Aim of the task:
Find how many lines contain "title" and state only that number.

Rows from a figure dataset

* * * *

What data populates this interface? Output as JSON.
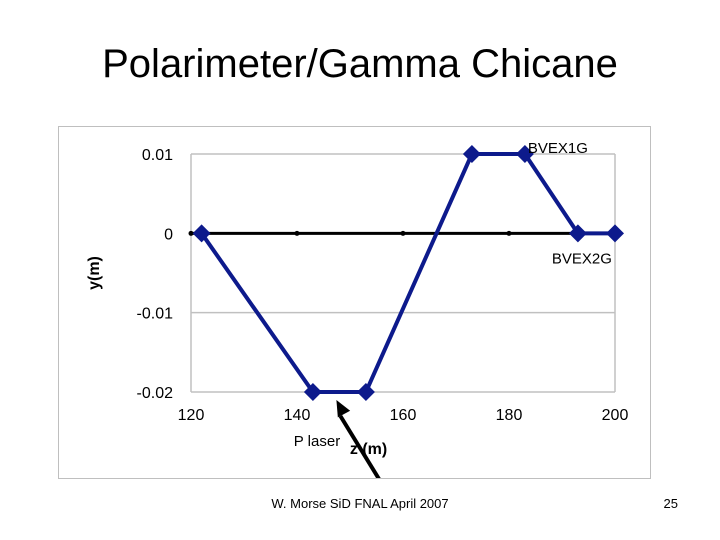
{
  "slide": {
    "title": "Polarimeter/Gamma Chicane",
    "footer": "W. Morse SiD FNAL April 2007",
    "page_number": "25"
  },
  "colors": {
    "series": "#0d1a8c",
    "axis": "#000000",
    "grid": "#c0c0c0"
  },
  "chart_data": {
    "type": "line",
    "title": "",
    "xlabel": "z (m)",
    "ylabel": "y(m)",
    "xlim": [
      120,
      200
    ],
    "ylim": [
      -0.02,
      0.01
    ],
    "xticks": [
      120,
      140,
      160,
      180,
      200
    ],
    "yticks": [
      0.01,
      0,
      -0.01,
      -0.02
    ],
    "xtick_labels": [
      "120",
      "140",
      "160",
      "180",
      "200"
    ],
    "ytick_labels": [
      "0.01",
      "0",
      "-0.01",
      "-0.02"
    ],
    "grid": "horizontal",
    "series": [
      {
        "x": [
          122,
          143,
          153,
          173,
          183,
          193,
          200
        ],
        "y": [
          0,
          -0.02,
          -0.02,
          0.01,
          0.01,
          0,
          0
        ],
        "marker": "diamond"
      }
    ],
    "zero_line_points": [
      120,
      140,
      160,
      180
    ],
    "annotations": [
      {
        "text": "BVEX1G",
        "x": 183,
        "y": 0.01
      },
      {
        "text": "BVEX2G",
        "x": 193,
        "y": 0
      },
      {
        "text": "P laser",
        "x": 148,
        "y": -0.02,
        "arrow": true
      }
    ]
  }
}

* * * *

Task result:
2